» **Text provided**:

☆ ☆ ☆ ☆ ☆

This is the first in a series of summaries from the recently initiated AMA Global Marketing SIG Round Table Discussions held at AMA Conference events. The following summary, global customer relationship management, derived from the AMA Summer Educators’ Conference in Chicago, August, 2003.

Customer relationship management (CRM) has become an increasingly important topic for marketers. We have seen a growth in the amount of attention given to CRM in both academic and practitioner journals. For example, currently The Teradata Center for Customer Relationship Management at Duke University is sponsoring a special section on the topic of CRM, which will be published in the October 2005 issue of Journal of Marketing. In this forum, i.e., Research Interests of the AMA Global Marketing SIG, Susan M. Mudambi of Temple University was the first to directly address the importance of Global Customer Relationship Management (August 2002). Given its increased importance to the field of global marketing Bill Lundstrom of Cleveland State University moderated a discussion of global CRM. Numerous research issues arose during the session.  Following are three central areas around which the discussion focused. 

1. Friction between sales and CRM.  Sales and Customer Relationship Management programs compete for resources.  Both involve interaction with customers.  Sales focuses on acquisition and CRM on retention.  Both involve relationships, often with the same parties, but the nature of the association differs, as does information needed for decisions.  CRM methods often feature technical applications and they can be based on extensive data collection and sophisticated analytical procedures.  A sale, as a particular type of relationship, is high touch, interpersonal, and often looks for an emotional response.  Cultural characteristics that contribute to relationship success would be expected to have a detrimental effect on achievement of challenging sales goals.  Research investigating how firms balance the potential friction between sales and CRM strategies and tactics is greatly needed. Furthermore, the influence of country culture on efficiency and effectiveness of sales, CRM and the interaction of sales and CRM on firm performance is warranted. Through greater investigation of sales and CRM jointly in global operations we may be able to better understand the reasons for the uneasy co-existence between these strategies and tactics.

☆ ☆ ☆ ☆ ☆

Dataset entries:
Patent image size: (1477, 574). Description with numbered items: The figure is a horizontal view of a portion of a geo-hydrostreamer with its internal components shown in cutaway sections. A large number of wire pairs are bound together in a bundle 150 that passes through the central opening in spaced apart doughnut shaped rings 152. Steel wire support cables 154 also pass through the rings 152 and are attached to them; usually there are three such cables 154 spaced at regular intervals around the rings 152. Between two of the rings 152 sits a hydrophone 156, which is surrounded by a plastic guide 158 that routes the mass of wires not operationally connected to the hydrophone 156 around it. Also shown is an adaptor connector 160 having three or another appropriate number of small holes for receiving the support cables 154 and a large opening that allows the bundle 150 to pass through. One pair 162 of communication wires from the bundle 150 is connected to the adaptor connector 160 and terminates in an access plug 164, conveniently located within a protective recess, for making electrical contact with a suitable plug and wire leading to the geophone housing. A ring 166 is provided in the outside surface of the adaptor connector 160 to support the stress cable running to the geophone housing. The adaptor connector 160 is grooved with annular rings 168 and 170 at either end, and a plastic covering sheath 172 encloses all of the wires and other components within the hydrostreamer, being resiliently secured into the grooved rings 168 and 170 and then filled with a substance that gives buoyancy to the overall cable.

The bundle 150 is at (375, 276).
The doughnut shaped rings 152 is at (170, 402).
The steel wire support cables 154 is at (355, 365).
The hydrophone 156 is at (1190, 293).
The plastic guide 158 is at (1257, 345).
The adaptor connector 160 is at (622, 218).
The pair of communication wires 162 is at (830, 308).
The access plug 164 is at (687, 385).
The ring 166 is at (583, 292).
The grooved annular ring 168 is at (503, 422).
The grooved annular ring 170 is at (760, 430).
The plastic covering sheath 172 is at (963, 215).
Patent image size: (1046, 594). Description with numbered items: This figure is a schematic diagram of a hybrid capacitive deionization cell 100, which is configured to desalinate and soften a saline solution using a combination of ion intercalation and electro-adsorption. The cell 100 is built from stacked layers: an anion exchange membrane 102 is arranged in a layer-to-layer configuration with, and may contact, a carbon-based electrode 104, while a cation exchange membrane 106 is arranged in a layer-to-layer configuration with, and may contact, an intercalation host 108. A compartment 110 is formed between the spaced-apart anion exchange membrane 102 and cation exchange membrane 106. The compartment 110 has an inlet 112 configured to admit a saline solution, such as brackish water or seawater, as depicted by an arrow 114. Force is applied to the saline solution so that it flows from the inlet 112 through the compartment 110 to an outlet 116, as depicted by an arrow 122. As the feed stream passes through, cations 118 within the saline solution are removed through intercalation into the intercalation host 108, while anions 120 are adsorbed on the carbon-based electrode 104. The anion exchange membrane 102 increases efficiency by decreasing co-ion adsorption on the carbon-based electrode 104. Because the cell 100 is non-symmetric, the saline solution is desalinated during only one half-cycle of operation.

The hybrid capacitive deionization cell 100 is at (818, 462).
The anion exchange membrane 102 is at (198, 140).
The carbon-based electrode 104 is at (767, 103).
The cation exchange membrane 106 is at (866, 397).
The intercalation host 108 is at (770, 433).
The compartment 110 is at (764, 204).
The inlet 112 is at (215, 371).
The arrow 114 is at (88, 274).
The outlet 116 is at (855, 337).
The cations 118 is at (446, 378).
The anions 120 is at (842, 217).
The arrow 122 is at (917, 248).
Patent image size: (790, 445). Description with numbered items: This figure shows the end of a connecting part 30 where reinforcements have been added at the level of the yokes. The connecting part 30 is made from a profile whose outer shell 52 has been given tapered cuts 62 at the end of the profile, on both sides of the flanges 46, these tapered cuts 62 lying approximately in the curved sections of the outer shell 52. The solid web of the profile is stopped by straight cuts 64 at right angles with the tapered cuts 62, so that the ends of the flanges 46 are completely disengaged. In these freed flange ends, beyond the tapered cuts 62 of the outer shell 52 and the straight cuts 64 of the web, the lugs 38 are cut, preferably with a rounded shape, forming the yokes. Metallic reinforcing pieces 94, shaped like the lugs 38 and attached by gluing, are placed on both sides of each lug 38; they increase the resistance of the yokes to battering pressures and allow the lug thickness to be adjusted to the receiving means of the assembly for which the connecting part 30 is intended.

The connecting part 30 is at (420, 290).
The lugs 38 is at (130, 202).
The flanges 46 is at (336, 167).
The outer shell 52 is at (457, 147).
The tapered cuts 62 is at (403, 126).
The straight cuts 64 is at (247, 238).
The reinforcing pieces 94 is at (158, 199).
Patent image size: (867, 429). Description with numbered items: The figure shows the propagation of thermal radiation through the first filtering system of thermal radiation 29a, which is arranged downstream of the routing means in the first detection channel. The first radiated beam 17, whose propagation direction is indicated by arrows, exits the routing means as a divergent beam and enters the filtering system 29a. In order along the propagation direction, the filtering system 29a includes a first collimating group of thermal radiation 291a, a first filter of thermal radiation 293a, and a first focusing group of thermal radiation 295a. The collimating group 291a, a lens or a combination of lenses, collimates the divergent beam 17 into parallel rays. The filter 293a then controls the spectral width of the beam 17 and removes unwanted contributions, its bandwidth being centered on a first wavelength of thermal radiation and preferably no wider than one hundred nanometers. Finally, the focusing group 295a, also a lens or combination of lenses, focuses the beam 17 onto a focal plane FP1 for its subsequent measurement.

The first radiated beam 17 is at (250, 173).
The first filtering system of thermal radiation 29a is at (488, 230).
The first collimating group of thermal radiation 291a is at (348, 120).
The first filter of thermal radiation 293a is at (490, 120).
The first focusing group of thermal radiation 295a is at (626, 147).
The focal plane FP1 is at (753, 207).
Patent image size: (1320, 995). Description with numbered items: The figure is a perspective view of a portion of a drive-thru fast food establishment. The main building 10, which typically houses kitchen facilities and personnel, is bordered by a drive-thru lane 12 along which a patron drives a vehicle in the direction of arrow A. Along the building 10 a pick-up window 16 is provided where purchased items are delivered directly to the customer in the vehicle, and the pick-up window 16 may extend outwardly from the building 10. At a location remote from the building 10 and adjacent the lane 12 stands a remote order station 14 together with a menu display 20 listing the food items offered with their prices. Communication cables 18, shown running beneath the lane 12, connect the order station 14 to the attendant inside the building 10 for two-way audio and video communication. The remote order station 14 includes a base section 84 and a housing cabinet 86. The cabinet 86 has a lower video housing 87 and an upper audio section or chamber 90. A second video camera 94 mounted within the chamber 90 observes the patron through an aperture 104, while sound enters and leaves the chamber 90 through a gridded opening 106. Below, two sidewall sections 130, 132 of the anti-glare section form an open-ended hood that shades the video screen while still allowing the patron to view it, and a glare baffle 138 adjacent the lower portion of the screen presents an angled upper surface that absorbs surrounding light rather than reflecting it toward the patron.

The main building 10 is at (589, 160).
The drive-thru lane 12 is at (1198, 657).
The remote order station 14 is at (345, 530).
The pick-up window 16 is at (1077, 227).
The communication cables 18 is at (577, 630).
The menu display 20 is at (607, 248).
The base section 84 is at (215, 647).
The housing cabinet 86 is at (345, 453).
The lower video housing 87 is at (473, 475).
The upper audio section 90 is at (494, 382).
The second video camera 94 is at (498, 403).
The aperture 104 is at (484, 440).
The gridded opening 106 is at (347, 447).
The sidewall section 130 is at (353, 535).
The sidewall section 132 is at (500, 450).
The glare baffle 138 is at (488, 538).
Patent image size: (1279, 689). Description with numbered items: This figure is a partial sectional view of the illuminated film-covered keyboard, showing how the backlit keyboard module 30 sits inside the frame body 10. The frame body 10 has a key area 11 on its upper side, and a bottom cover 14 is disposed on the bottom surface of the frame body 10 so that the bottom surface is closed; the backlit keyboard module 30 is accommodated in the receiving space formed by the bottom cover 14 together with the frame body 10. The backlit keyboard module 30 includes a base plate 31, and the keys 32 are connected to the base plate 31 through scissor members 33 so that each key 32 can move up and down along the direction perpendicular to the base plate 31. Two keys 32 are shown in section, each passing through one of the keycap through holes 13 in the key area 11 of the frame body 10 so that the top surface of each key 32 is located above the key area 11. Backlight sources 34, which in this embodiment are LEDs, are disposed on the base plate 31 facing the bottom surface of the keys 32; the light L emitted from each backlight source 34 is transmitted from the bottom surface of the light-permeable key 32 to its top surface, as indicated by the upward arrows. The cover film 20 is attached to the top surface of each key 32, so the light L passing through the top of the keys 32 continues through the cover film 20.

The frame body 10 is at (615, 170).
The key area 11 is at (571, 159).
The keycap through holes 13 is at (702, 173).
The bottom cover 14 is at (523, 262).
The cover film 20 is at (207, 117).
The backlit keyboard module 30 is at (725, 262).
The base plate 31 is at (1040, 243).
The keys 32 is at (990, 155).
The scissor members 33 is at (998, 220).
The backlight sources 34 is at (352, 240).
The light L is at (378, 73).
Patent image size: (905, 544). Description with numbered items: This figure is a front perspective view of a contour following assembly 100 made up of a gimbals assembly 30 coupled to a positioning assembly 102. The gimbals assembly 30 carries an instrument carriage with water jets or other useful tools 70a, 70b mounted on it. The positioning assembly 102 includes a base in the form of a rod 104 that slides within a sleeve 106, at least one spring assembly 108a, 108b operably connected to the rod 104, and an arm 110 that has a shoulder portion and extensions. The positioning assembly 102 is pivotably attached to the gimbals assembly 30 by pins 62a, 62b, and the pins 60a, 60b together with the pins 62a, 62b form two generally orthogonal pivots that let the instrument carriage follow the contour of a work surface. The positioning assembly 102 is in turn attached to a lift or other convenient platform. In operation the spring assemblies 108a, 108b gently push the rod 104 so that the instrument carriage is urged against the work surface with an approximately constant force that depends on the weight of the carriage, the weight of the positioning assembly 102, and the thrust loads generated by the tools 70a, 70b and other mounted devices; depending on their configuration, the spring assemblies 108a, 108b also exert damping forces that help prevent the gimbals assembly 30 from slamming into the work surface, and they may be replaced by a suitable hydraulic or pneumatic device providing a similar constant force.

☆ ☆ ☆ ☆ ☆

» **Short exercise 1**: Condense the paragraph of the global CRM summary that begins "1. Friction between sales and CRM" into a short bulleted list that keeps its main points.
» **Short exercise 2**: Extend the global CRM summary beyond its last sentence by writing the next section.

» **Exercise response 1**:
- Sales and CRM programs compete for resources, and both involve interaction with customers.
- Sales focuses on acquiring customers; CRM focuses on retaining them.
- Both build relationships, often with the same parties, but the nature of those relationships and the information needed for decisions differ.
- CRM methods are often technical and can rely on extensive data collection and sophisticated analysis.
- Sales is high touch and interpersonal and often seeks an emotional response.
- Cultural traits that help relationships succeed would be expected to hinder the achievement of challenging sales goals.
- Research is needed on how firms balance the friction between sales and CRM strategies and tactics.
- Research is also warranted on how country culture affects the efficiency and effectiveness of sales, of CRM, and of their interaction on firm performance.
- Studying sales and CRM together in global operations may explain why the two coexist uneasily.

» **Exercise response 2**:
2. Relationship outcomes.   Key elements of a relationship were identified as trust, caring, communications, honesty, and efficiency.  The manifestation of these behavioral and emotional variables needs to be developed for different cultures. Although scholars have begun to theorize and empirically test cross-cultural differences in many relationship outcome constructs, we have only begun to gain an understanding of how these constructs vary across cultures. Issues of conceptual equivalence, measurement equivalence, etc. abound. Cross-country and cross-cultural comparisons of these constructs in a differing contexts (e.g., supply chain, firm-consumer, etc.) would help to shed light on why some CRM strategies and tactics work/don’t work in various settings.  The nature of a business relationship in different cultures has not been adequately studied.  Understanding a relationship that combines two or more cultures should then be undertaken. 

3. Ethical Issues.  The employment of CRM has raised a number of ethical issues domestically. When moving to the world stage the complexity and intensity of ethical concerns increases tremendously. Availability and use of information of private, semi-private, or transactional information for making decisions is a major issue.  Information privacy is viewed quite differently around the world.  Laws, norms and customs all set forth different standards for "privacy." Privacy as an obstacle to information flows and needs considerable attention. 

In summary, one clear take-away from the Round Table discussion was the richness of the topic addressed – CRM.  CRM provides numerous opportunities for global marketing researchers to contribute to improved practice and economic development.  Conceptual and empirical research on these topics will provide better understanding of emerging marketing management practices and of the global environment we live in.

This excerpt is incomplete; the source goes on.